#### [来源]
━━━━━━━━━━

大王下令把韩国客人韩非子的上书——上书中说韩国不可攻取——下达给臣子李斯,臣李斯认为韩非的说法是非常不对的。秦国的身边有韩国存在,就如同人患有心腹之病一样,平时无事的时候就已经很难受了,这就好比是住在潮湿地方,总觉得身上黏滞不舒服,而突然快跑起来,这病就发作了。韩国虽然已经臣服于秦国,未必不是秦国的心病,一旦有突然上报的事,韩国是不可信的。秦国与赵国敌对,荆苏出使齐国,不知结果如何。在我看来,齐、赵两国的联盟不一定会因为荆苏的劝说而断绝;如不绝交,这就要倾动秦国全部的兵力来对付两个万乘大国。韩国并非顺服秦国的道义,而是屈服于秦国的强大的,现在集中对付齐国、赵国,韩国就一定会成为心腹之病而发作起来。韩国与楚国如果合谋来攻打秦国,其他诸侯国就会纷纷响应,那么秦国必定要再次看到类似兵败崤塞的祸患了。

【原典】

非之来也,未必不以其能存韩也为重于韩也。辩说属辞 ,饰非诈谋,以钓利于秦,而以韩利窥陛下。夫秦、韩之交亲,则非重矣,此自便之计也。

━━━━━━━━━━

#### [记录]
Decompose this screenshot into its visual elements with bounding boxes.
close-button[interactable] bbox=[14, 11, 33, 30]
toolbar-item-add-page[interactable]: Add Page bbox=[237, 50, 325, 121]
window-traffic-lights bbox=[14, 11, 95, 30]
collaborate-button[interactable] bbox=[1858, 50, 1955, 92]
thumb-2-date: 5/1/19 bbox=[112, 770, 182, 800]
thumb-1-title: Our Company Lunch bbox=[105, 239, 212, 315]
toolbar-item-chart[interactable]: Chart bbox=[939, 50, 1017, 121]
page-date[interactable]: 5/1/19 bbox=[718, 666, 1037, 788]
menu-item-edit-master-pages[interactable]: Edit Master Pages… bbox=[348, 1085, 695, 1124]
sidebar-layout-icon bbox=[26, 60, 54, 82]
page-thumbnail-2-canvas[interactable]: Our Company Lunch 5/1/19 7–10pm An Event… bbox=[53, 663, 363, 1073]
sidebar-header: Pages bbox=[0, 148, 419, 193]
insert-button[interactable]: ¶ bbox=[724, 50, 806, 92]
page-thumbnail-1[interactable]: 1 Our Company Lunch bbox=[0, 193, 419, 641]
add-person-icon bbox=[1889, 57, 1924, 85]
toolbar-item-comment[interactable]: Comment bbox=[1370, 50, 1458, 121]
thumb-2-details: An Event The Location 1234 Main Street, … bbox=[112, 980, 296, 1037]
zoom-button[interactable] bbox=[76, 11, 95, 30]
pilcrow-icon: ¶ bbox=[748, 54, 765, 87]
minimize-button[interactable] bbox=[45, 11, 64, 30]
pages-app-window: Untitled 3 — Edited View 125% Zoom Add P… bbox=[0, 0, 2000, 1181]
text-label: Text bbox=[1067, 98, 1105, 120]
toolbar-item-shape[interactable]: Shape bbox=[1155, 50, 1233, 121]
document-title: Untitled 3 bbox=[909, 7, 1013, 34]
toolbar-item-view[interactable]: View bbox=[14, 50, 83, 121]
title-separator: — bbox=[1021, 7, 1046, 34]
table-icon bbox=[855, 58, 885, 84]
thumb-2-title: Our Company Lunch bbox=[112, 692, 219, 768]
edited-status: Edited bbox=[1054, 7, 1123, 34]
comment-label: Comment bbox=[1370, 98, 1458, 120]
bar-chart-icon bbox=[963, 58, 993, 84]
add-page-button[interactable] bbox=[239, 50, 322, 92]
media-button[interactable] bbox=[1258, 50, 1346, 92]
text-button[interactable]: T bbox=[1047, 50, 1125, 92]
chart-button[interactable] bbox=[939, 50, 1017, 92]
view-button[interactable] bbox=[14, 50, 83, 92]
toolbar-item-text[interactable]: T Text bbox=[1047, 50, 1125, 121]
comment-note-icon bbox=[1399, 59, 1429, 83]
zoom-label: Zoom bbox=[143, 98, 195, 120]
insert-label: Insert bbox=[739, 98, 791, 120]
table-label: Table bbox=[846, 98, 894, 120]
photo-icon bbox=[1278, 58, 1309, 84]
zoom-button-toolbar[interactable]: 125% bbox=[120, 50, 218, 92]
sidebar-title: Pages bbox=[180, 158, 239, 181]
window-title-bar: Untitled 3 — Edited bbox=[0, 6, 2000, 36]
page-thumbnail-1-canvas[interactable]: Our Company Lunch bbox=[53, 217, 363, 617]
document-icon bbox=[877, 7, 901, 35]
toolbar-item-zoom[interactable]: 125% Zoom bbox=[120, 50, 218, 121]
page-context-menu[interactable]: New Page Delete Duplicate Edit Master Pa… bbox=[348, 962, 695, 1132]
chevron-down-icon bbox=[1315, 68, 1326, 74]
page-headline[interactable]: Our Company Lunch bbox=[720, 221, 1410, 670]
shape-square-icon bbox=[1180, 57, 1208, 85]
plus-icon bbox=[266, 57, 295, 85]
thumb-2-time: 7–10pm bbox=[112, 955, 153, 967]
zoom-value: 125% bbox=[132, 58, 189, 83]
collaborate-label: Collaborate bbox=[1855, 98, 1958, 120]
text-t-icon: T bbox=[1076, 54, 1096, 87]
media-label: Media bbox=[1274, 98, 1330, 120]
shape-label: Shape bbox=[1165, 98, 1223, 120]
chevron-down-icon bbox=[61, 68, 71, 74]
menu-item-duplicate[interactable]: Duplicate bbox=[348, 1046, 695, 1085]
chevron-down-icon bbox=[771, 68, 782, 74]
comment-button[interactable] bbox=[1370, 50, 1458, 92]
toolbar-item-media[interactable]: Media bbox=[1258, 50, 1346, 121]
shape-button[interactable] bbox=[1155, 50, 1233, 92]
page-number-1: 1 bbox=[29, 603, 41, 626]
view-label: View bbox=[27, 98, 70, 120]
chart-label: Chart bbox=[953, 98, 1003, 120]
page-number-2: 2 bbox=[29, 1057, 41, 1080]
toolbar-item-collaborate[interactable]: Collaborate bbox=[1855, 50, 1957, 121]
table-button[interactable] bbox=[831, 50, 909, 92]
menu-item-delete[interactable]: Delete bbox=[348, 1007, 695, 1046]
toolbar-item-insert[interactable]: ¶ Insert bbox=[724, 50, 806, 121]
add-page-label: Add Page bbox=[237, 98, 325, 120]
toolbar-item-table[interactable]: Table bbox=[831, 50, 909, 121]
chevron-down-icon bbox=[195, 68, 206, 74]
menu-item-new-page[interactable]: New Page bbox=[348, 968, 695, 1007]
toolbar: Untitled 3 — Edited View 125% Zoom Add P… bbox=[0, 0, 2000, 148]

━━━━━━━━━━

#### [练习目标]
请返回李斯驳斥韩非存韩之说那段文字中的一部分，从“大王下令把韩国客人韩非子的上”起到“亲,则非重矣,此自便之计也。”止（含首尾），原样照录。

#### [最终结果]
大王下令把韩国客人韩非子的上书——上书中说韩国不可攻取——下达给臣子李斯,臣李斯认为韩非的说法是非常不对的。秦国的身边有韩国存在,就如同人患有心腹之病一样,平时无事的时候就已经很难受了,这就好比是住在潮湿地方,总觉得身上黏滞不舒服,而突然快跑起来,这病就发作了。韩国虽然已经臣服于秦国,未必不是秦国的心病,一旦有突然上报的事,韩国是不可信的。秦国与赵国敌对,荆苏出使齐国,不知结果如何。在我看来,齐、赵两国的联盟不一定会因为荆苏的劝说而断绝;如不绝交,这就要倾动秦国全部的兵力来对付两个万乘大国。韩国并非顺服秦国的道义,而是屈服于秦国的强大的,现在集中对付齐国、赵国,韩国就一定会成为心腹之病而发作起来。韩国与楚国如果合谋来攻打秦国,其他诸侯国就会纷纷响应,那么秦国必定要再次看到类似兵败崤塞的祸患了。

【原典】

非之来也,未必不以其能存韩也为重于韩也。辩说属辞 ,饰非诈谋,以钓利于秦,而以韩利窥陛下。夫秦、韩之交亲,则非重矣,此自便之计也。